**Document passage**
Discussing the luminous phenomena exhibited by Odic force, Reichenbach expresses himself as follows: "Odic flame is a material something, most probably a body rendered luminous, but not magnetism." Like electricity it is more evident in vacuo, and reduced atmospheric pressure. The light acts on a; photographic plate, and has so great a resemblance to the Aurora Borealis that Reichenbach considers the phenomena identical. "There remains," he says, "hardly any essential mark of distinction between magnetic light, and terrestrial polar light; unless we regard as such the difference of intensity and amount of light, in virtue of which the polar light is visible to every ordinary eye, the magnetic light only to the sensitive eye." [1]
The weak point in these observations of Reichenbach is that they so largely depend on the good faith of his sensitives, a class of people whose testimony is often unreliable, owing to the possibility of hypnotic suggestion causing them to see things subjectively which do not exist in fact, and also because no one in an ordinary state of consciousness has been able to verify the truth of these phenomena at first hand by the use of his senses. On the other hand, the argument for their plausibility gains considerable strength when it is seen how prophetic some of Reichenbach's experiments and conclusions were of what is now being reaffirmed by modern science. A volume of these researches was published by Reichenbach in 1845, and was translated into English by Dr. Gregory in 1850.
It is only in recent years that the interest in animal magnetism, or, in other words, nerve energy, has received a fresh impulse, and this is owing to the great and momentous [104] revolution which has taken place in physical science in regard to the new views on the nature of energy and matter during the last quarter of the nineteenth century. This is in great measure due to the researches of Sir William Crookes on the properties of radiant energy which were commenced by him in 1872, and also as a result of the brilliant mathematical deductions made by Clerk-Maxwell, who in the sixties gave the first hint of the existence of electro-magnetic waves, and who, working on the same lines, formulated in later years his great electro-magnetic theory of light. The experimental proof of the former was demonstrated in 1888 by his disciple Heinrich Hertz, through whose epoch-making experiments the means of communicating over space by means of electric waves has been discovered; and the latter is now generally accepted by men of science.

**Recorded data**
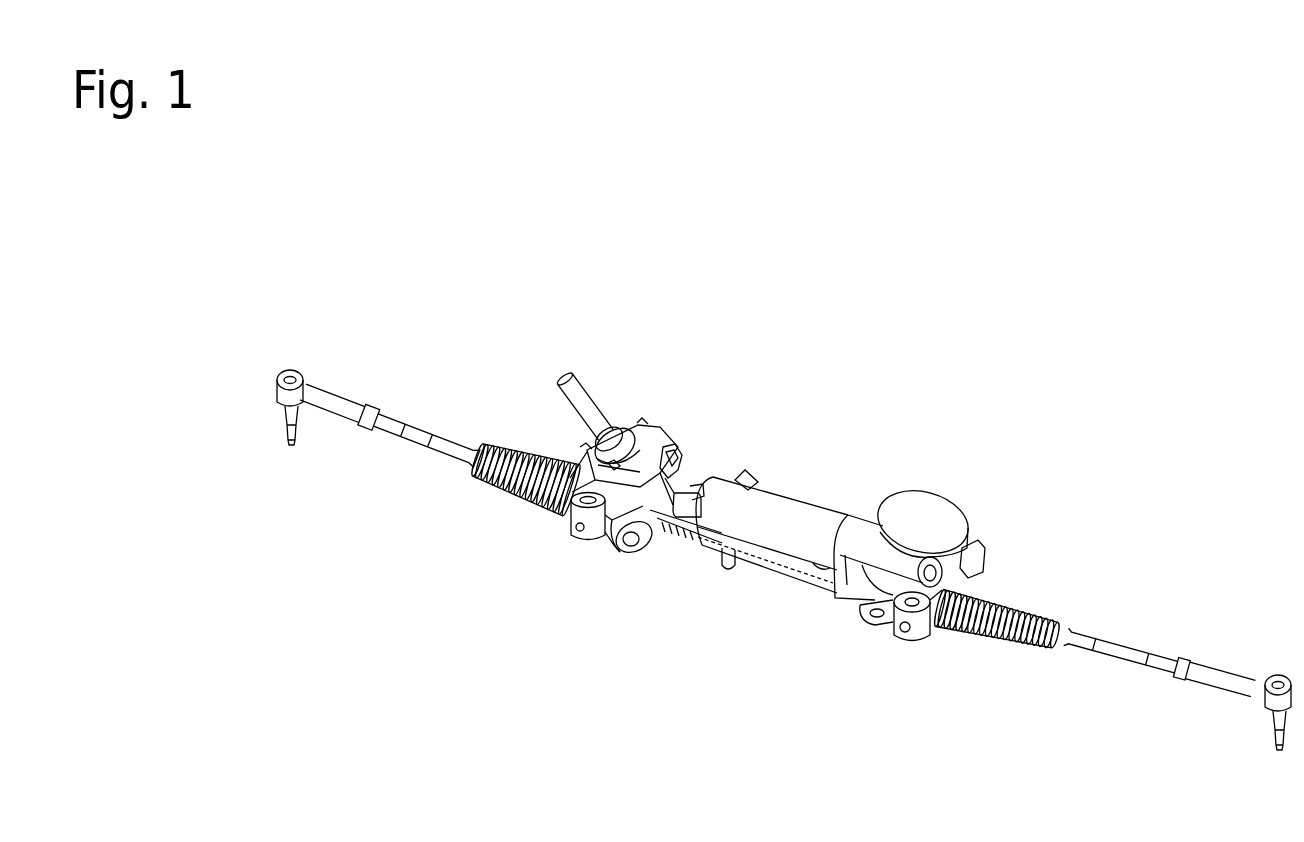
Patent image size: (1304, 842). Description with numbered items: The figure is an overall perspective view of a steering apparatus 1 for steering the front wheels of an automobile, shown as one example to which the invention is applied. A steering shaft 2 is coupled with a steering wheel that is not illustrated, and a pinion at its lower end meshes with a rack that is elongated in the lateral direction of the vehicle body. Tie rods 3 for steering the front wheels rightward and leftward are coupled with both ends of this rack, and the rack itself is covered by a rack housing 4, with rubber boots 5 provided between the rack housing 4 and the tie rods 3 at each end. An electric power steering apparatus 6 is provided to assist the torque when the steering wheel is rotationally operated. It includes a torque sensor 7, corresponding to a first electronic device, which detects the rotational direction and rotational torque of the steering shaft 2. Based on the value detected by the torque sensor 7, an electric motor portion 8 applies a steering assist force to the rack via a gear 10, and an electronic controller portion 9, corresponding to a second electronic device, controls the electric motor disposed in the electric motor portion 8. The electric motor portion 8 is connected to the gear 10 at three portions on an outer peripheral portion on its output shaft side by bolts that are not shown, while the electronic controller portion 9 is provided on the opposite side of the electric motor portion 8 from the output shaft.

**Tasks for this exercise**
[1] Can you shorten the paragraph beginning "The weak point in these observations" in the passage on Reichenbach's Odic force into a brief list that keeps its main facts?
[2] What comes next in the passage on Reichenbach's Odic force? Write a continuation that begins right after its final sentence.

**Responses for each task**
[1]
- Reichenbach's observations depend largely on the good faith of his sensitives.
- Their testimony is often unreliable, because hypnotic suggestion may make them see things subjectively that do not exist.
- No one in an ordinary state of consciousness has verified these phenomena firsthand through the senses.
- Still, the case for their plausibility gains strength because some of his experiments and conclusions anticipated what modern science now reaffirms.
- Reichenbach published a volume of these researches in 1845, and Dr. Gregory translated it into English in 1850.

[2]
Following on Crookes' researches, we find Linard in 1894 adding important information to our knowledge of radiant energy, and two years later, in consequence of these observations, Professor Röntgen discovered that the cathode or X-rays given out by a Crookes' tube could, by the aid of photography produce skiagraphs of the bones of the human body and other substances. Shortly after, about the year 1898, Professor and Madame Curie, following up the work of the great French physicist, Henri Becquerel, on radio-activity, discovered radium and polonium respectively.
It would be out of place, besides taking up too much space, to even outline what has been done in the study of radio-activity, and the tremendous results which have arisen therefrom, or to mention the long list of great names which have been associated in this grand work. The great point which bears on our subject of nervous energy or animal magnetism. call it what you will, is that out of this mass of accumulated knowledge, a great scientific generalisation has arisen which stands hardly second to evolution itself in [105] importance, and this is the theory of a universal all-pervading ether which permeates all space, whether terrestrial or celestial, interstellar or intermolecular. This ether is regarded as an attenuated form of matter, which is neither solid, liquid, nor gaseous, but which Sir William Crookes regards as a fourth condition of it, the ultimate particles of which are called ions or electrons: and it is considered that all energy, such as light, heat. electricity, magnetism, etc., is due to the vibrations of these particles: — even the molecules of matter itself are now believed to be built up primarily of these etheric units.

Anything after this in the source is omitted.